[BEGIN]
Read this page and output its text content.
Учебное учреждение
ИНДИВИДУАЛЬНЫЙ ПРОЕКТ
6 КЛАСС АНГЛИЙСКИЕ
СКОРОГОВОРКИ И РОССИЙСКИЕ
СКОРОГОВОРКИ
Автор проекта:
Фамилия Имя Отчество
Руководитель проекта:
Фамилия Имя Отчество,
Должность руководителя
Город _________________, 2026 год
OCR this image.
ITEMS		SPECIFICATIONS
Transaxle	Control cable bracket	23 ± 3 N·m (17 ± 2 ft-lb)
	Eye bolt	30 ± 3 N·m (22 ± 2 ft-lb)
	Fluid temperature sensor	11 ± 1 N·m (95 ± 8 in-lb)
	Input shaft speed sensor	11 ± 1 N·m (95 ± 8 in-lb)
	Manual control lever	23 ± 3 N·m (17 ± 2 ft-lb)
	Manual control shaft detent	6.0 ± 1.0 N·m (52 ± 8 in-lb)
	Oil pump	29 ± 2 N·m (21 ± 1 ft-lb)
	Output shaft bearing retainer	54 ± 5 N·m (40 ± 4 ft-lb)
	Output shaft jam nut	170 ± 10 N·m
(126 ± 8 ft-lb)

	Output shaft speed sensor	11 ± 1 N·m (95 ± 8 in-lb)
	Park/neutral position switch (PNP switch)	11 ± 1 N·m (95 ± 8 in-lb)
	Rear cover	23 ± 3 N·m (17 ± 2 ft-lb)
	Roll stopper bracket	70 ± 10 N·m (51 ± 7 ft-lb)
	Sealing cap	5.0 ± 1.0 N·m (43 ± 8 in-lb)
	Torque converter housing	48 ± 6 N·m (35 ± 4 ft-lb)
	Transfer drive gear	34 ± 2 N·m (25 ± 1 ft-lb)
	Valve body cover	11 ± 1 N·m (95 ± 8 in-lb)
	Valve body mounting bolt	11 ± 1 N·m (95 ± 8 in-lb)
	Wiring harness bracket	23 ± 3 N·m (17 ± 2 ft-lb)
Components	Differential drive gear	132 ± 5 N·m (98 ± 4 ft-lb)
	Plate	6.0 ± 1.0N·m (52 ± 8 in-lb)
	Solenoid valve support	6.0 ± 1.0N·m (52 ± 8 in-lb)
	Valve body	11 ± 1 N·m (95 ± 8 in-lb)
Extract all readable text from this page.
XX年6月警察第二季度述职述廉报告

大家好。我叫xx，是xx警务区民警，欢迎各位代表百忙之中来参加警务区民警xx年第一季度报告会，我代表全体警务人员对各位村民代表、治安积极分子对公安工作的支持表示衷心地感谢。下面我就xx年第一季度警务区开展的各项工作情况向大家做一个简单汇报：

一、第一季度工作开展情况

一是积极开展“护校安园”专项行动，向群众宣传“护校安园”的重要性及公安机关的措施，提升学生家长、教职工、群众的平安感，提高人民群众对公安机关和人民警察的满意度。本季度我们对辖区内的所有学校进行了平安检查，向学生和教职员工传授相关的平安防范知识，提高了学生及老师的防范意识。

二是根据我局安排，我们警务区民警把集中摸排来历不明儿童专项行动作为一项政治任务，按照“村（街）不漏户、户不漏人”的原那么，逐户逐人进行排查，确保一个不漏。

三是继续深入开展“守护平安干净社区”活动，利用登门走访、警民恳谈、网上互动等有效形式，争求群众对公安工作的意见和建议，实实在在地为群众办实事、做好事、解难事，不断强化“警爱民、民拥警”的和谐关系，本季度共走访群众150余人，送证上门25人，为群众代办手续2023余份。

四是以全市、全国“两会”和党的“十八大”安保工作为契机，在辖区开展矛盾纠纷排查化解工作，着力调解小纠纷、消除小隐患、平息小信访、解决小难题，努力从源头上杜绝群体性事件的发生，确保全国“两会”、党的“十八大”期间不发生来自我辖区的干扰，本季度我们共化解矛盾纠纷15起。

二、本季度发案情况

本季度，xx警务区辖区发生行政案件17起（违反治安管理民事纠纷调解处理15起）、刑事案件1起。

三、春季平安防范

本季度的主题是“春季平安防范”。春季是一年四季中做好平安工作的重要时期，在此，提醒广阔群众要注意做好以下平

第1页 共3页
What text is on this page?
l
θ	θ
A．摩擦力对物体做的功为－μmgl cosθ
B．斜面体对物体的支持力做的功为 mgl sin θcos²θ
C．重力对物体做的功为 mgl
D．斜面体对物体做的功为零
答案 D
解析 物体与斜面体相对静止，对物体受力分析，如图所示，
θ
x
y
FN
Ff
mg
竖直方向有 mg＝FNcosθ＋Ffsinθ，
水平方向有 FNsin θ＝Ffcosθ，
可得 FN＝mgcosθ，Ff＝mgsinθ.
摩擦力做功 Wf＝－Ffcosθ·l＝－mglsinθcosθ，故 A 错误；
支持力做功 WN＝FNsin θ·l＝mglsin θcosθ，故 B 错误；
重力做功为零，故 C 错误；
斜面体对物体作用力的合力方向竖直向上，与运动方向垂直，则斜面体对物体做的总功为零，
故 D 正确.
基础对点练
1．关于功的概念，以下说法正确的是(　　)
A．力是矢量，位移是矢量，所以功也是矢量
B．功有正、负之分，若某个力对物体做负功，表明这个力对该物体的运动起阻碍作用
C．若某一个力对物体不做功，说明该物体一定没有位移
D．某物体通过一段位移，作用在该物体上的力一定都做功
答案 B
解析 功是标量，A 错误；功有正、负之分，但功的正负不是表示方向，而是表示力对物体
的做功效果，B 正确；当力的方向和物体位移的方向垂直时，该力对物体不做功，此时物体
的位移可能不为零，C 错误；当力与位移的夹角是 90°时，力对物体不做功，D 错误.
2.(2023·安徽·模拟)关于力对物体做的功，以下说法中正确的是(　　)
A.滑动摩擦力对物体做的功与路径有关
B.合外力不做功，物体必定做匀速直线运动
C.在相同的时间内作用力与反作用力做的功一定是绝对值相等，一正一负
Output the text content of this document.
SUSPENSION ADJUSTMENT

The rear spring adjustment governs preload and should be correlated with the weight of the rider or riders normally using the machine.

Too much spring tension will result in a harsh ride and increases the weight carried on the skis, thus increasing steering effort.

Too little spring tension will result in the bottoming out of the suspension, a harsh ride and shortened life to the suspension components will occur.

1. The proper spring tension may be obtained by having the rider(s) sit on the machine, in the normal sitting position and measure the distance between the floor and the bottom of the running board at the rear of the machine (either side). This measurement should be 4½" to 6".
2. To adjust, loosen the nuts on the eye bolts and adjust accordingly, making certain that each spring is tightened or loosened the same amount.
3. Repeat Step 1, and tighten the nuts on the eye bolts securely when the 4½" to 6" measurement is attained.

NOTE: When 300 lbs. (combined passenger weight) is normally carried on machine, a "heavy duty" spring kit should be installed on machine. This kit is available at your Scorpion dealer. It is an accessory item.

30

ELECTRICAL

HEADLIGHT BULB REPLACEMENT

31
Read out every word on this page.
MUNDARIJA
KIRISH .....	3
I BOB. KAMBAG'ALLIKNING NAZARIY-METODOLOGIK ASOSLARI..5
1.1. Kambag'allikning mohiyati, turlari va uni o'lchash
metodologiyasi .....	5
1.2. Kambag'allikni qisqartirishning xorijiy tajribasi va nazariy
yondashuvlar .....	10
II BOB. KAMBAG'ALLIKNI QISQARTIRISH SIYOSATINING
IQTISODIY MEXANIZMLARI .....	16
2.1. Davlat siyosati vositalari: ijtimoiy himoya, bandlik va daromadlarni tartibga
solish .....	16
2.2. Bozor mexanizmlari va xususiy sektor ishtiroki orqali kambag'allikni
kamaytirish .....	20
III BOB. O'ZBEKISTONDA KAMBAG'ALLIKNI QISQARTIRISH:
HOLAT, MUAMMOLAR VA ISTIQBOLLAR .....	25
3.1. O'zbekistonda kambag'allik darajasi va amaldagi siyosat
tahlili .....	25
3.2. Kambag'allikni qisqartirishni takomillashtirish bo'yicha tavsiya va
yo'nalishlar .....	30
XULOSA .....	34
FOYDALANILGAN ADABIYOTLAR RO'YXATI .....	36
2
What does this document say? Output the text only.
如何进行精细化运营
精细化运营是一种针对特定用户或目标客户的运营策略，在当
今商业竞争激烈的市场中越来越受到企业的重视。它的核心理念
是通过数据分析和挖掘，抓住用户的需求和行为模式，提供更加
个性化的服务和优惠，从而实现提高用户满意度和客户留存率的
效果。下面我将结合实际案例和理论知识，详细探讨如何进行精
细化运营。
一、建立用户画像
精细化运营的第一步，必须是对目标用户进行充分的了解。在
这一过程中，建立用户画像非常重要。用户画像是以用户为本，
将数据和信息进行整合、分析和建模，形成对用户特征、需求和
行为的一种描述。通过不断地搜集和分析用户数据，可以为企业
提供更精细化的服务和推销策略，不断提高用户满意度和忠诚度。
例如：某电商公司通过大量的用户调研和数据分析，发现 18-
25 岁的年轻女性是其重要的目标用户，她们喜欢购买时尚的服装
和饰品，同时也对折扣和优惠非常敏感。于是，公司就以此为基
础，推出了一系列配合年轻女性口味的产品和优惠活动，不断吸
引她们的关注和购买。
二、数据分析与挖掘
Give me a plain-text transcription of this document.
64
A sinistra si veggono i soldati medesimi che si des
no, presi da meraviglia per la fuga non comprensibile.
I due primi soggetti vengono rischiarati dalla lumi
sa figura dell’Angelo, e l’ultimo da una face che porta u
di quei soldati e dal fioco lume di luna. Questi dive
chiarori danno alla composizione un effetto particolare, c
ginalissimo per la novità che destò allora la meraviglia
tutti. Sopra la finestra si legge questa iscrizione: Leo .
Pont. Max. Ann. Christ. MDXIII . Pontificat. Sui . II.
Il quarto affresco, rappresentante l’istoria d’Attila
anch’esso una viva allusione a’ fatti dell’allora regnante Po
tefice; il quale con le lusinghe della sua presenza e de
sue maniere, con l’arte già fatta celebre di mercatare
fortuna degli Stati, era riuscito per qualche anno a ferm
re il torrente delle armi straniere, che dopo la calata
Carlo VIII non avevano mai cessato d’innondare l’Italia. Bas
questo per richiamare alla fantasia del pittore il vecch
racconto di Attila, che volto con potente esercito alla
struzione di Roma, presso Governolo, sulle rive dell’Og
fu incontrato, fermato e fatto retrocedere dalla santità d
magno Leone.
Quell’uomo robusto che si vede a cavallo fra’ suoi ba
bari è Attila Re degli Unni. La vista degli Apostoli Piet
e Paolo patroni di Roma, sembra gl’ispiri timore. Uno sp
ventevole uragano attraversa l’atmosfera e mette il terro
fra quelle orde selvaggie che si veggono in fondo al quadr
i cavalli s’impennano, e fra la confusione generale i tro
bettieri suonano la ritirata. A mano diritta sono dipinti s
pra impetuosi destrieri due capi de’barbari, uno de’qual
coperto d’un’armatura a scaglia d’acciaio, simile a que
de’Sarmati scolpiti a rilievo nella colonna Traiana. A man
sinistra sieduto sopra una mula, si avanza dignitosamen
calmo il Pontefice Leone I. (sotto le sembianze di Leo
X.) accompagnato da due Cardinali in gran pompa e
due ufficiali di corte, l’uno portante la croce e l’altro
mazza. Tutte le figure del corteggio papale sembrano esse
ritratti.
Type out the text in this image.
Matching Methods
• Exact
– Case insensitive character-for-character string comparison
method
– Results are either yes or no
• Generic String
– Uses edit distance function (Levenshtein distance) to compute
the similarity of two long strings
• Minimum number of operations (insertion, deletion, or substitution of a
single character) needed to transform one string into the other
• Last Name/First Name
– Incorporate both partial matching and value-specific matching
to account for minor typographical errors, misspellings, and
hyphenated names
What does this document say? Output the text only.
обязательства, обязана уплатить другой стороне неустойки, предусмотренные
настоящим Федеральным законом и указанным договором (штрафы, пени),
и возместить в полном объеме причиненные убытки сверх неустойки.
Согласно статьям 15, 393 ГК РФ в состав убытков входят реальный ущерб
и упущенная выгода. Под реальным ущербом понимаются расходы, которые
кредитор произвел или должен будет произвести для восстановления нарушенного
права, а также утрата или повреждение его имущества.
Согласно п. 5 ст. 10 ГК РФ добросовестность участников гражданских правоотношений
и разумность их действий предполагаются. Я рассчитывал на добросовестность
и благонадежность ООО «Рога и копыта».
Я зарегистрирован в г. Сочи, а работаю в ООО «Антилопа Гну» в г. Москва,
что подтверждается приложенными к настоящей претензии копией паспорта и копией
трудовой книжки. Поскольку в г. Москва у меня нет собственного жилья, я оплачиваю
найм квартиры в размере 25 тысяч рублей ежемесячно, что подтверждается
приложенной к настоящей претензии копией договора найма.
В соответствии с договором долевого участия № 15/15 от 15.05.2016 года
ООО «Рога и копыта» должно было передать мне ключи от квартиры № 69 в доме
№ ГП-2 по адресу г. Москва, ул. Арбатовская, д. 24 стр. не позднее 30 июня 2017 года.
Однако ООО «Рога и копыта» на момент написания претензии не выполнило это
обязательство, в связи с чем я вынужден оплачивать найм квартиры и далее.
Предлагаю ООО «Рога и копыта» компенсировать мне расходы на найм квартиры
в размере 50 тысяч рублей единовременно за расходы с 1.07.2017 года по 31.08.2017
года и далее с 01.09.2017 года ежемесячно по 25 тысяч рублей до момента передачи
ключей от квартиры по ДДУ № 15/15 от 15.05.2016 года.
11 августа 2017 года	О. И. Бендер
[END]
### [Instructions to follow]
Working from the listing above, pick out every line that has "тысяч" and copy it.

### [Written response]
найм квартиры в размере 25 тысяч рублей ежемесячно, что подтверждается
в размере 50 тысяч рублей единовременно за расходы с 1.07.2017 года по 31.08.2017
года и далее с 01.09.2017 года ежемесячно по 25 тысяч рублей до момента передачи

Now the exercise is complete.